Dataset items:
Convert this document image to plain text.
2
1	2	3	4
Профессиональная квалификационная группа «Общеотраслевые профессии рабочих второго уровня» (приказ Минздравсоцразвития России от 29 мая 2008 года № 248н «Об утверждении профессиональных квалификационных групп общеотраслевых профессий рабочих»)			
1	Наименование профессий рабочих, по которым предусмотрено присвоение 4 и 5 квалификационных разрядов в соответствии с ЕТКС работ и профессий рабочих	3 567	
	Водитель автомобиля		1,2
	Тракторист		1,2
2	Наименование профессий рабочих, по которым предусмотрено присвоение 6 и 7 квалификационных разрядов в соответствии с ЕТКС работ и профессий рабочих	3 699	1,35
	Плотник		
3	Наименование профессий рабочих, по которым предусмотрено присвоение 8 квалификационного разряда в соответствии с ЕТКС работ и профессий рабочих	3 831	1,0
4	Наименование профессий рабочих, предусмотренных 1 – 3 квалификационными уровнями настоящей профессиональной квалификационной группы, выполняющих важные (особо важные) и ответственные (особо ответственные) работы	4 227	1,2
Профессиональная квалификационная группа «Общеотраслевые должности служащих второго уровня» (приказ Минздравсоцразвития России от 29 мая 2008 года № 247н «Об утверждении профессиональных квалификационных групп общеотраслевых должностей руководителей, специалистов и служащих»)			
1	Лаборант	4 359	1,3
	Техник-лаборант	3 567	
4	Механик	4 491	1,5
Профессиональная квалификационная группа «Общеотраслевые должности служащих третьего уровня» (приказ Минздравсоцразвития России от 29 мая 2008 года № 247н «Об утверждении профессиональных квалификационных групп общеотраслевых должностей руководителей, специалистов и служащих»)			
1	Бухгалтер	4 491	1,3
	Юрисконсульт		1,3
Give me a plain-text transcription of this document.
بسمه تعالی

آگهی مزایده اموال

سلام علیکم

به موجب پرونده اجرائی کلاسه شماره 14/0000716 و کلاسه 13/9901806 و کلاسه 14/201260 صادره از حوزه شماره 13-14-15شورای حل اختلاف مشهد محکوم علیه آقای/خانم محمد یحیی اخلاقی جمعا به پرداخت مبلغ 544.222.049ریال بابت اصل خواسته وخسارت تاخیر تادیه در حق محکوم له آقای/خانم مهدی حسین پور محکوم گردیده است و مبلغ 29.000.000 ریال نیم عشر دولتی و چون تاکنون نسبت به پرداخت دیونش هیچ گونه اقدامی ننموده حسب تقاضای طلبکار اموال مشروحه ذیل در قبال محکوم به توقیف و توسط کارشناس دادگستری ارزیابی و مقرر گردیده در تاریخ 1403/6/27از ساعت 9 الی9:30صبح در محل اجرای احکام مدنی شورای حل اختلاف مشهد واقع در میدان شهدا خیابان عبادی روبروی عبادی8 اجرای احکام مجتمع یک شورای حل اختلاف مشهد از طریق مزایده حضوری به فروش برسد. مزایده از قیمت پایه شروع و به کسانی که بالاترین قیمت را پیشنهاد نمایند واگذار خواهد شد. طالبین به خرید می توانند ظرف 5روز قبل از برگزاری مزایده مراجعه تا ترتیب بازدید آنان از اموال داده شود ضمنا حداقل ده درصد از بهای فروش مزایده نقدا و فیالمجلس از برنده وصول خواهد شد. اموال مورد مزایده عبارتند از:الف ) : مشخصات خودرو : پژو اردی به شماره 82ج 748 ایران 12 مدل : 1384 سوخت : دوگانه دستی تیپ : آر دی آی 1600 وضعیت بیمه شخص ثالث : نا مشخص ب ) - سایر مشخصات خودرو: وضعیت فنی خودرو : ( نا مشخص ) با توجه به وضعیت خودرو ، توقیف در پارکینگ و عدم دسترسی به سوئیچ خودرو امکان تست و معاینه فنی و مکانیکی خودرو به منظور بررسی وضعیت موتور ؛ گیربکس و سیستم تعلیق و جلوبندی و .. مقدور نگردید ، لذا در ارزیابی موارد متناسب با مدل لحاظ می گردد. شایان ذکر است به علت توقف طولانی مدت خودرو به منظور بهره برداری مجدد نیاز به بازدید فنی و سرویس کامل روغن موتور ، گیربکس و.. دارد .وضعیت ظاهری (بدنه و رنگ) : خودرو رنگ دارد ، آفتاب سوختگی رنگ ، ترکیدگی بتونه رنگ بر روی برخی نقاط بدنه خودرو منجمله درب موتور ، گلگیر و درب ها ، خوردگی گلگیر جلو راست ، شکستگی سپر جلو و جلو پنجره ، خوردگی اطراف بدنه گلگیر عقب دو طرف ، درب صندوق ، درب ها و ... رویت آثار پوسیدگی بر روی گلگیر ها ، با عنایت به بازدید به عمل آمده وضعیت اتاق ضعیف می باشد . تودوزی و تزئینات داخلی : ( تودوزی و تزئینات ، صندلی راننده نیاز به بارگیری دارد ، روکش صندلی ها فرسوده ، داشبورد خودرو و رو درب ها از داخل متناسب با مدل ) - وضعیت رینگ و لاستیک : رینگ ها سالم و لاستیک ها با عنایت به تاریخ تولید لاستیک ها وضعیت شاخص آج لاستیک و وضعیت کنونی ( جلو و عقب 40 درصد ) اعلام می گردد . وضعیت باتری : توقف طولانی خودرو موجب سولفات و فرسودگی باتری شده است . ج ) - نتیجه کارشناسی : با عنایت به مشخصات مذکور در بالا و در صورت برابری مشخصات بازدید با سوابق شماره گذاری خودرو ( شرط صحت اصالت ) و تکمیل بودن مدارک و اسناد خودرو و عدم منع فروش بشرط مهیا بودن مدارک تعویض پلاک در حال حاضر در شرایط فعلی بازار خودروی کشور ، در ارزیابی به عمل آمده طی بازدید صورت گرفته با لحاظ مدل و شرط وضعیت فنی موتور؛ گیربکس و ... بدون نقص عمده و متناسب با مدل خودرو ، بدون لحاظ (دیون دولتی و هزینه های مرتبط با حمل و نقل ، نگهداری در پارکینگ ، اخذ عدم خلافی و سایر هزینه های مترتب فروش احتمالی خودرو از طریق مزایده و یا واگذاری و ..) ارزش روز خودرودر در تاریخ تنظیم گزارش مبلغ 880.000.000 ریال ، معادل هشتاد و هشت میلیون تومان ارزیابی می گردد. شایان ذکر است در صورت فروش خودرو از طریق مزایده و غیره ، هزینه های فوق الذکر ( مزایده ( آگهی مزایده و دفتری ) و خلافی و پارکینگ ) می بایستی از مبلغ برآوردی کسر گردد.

Stated problem:
Repeat back the data above, exact to the last character.

Correct response:
Convert this document image to plain text.
2
1	2	3	4
Профессиональная квалификационная группа «Общеотраслевые профессии рабочих второго уровня» (приказ Минздравсоцразвития России от 29 мая 2008 года № 248н «Об утверждении профессиональных квалификационных групп общеотраслевых профессий рабочих»)			
1	Наименование профессий рабочих, по которым предусмотрено присвоение 4 и 5 квалификационных разрядов в соответствии с ЕТКС работ и профессий рабочих	3 567	
	Водитель автомобиля		1,2
	Тракторист		1,2
2	Наименование профессий рабочих, по которым предусмотрено присвоение 6 и 7 квалификационных разрядов в соответствии с ЕТКС работ и профессий рабочих	3 699	1,35
	Плотник		
3	Наименование профессий рабочих, по которым предусмотрено присвоение 8 квалификационного разряда в соответствии с ЕТКС работ и профессий рабочих	3 831	1,0
4	Наименование профессий рабочих, предусмотренных 1 – 3 квалификационными уровнями настоящей профессиональной квалификационной группы, выполняющих важные (особо важные) и ответственные (особо ответственные) работы	4 227	1,2
Профессиональная квалификационная группа «Общеотраслевые должности служащих второго уровня» (приказ Минздравсоцразвития России от 29 мая 2008 года № 247н «Об утверждении профессиональных квалификационных групп общеотраслевых должностей руководителей, специалистов и служащих»)			
1	Лаборант	4 359	1,3
	Техник-лаборант	3 567	
4	Механик	4 491	1,5
Профессиональная квалификационная группа «Общеотраслевые должности служащих третьего уровня» (приказ Минздравсоцразвития России от 29 мая 2008 года № 247н «Об утверждении профессиональных квалификационных групп общеотраслевых должностей руководителей, специалистов и служащих»)			
1	Бухгалтер	4 491	1,3
	Юрисконсульт		1,3
Give me a plain-text transcription of this document.
بسمه تعالی

آگهی مزایده اموال

سلام علیکم

به موجب پرونده اجرائی کلاسه شماره 14/0000716 و کلاسه 13/9901806 و کلاسه 14/201260 صادره از حوزه شماره 13-14-15شورای حل اختلاف مشهد محکوم علیه آقای/خانم محمد یحیی اخلاقی جمعا به پرداخت مبلغ 544.222.049ریال بابت اصل خواسته وخسارت تاخیر تادیه در حق محکوم له آقای/خانم مهدی حسین پور محکوم گردیده است و مبلغ 29.000.000 ریال نیم عشر دولتی و چون تاکنون نسبت به پرداخت دیونش هیچ گونه اقدامی ننموده حسب تقاضای طلبکار اموال مشروحه ذیل در قبال محکوم به توقیف و توسط کارشناس دادگستری ارزیابی و مقرر گردیده در تاریخ 1403/6/27از ساعت 9 الی9:30صبح در محل اجرای احکام مدنی شورای حل اختلاف مشهد واقع در میدان شهدا خیابان عبادی روبروی عبادی8 اجرای احکام مجتمع یک شورای حل اختلاف مشهد از طریق مزایده حضوری به فروش برسد. مزایده از قیمت پایه شروع و به کسانی که بالاترین قیمت را پیشنهاد نمایند واگذار خواهد شد. طالبین به خرید می توانند ظرف 5روز قبل از برگزاری مزایده مراجعه تا ترتیب بازدید آنان از اموال داده شود ضمنا حداقل ده درصد از بهای فروش مزایده نقدا و فیالمجلس از برنده وصول خواهد شد. اموال مورد مزایده عبارتند از:الف ) : مشخصات خودرو : پژو اردی به شماره 82ج 748 ایران 12 مدل : 1384 سوخت : دوگانه دستی تیپ : آر دی آی 1600 وضعیت بیمه شخص ثالث : نا مشخص ب ) - سایر مشخصات خودرو: وضعیت فنی خودرو : ( نا مشخص ) با توجه به وضعیت خودرو ، توقیف در پارکینگ و عدم دسترسی به سوئیچ خودرو امکان تست و معاینه فنی و مکانیکی خودرو به منظور بررسی وضعیت موتور ؛ گیربکس و سیستم تعلیق و جلوبندی و .. مقدور نگردید ، لذا در ارزیابی موارد متناسب با مدل لحاظ می گردد. شایان ذکر است به علت توقف طولانی مدت خودرو به منظور بهره برداری مجدد نیاز به بازدید فنی و سرویس کامل روغن موتور ، گیربکس و.. دارد .وضعیت ظاهری (بدنه و رنگ) : خودرو رنگ دارد ، آفتاب سوختگی رنگ ، ترکیدگی بتونه رنگ بر روی برخی نقاط بدنه خودرو منجمله درب موتور ، گلگیر و درب ها ، خوردگی گلگیر جلو راست ، شکستگی سپر جلو و جلو پنجره ، خوردگی اطراف بدنه گلگیر عقب دو طرف ، درب صندوق ، درب ها و ... رویت آثار پوسیدگی بر روی گلگیر ها ، با عنایت به بازدید به عمل آمده وضعیت اتاق ضعیف می باشد . تودوزی و تزئینات داخلی : ( تودوزی و تزئینات ، صندلی راننده نیاز به بارگیری دارد ، روکش صندلی ها فرسوده ، داشبورد خودرو و رو درب ها از داخل متناسب با مدل ) - وضعیت رینگ و لاستیک : رینگ ها سالم و لاستیک ها با عنایت به تاریخ تولید لاستیک ها وضعیت شاخص آج لاستیک و وضعیت کنونی ( جلو و عقب 40 درصد ) اعلام می گردد . وضعیت باتری : توقف طولانی خودرو موجب سولفات و فرسودگی باتری شده است . ج ) - نتیجه کارشناسی : با عنایت به مشخصات مذکور در بالا و در صورت برابری مشخصات بازدید با سوابق شماره گذاری خودرو ( شرط صحت اصالت ) و تکمیل بودن مدارک و اسناد خودرو و عدم منع فروش بشرط مهیا بودن مدارک تعویض پلاک در حال حاضر در شرایط فعلی بازار خودروی کشور ، در ارزیابی به عمل آمده طی بازدید صورت گرفته با لحاظ مدل و شرط وضعیت فنی موتور؛ گیربکس و ... بدون نقص عمده و متناسب با مدل خودرو ، بدون لحاظ (دیون دولتی و هزینه های مرتبط با حمل و نقل ، نگهداری در پارکینگ ، اخذ عدم خلافی و سایر هزینه های مترتب فروش احتمالی خودرو از طریق مزایده و یا واگذاری و ..) ارزش روز خودرودر در تاریخ تنظیم گزارش مبلغ 880.000.000 ریال ، معادل هشتاد و هشت میلیون تومان ارزیابی می گردد. شایان ذکر است در صورت فروش خودرو از طریق مزایده و غیره ، هزینه های فوق الذکر ( مزایده ( آگهی مزایده و دفتری ) و خلافی و پارکینگ ) می بایستی از مبلغ برآوردی کسر گردد.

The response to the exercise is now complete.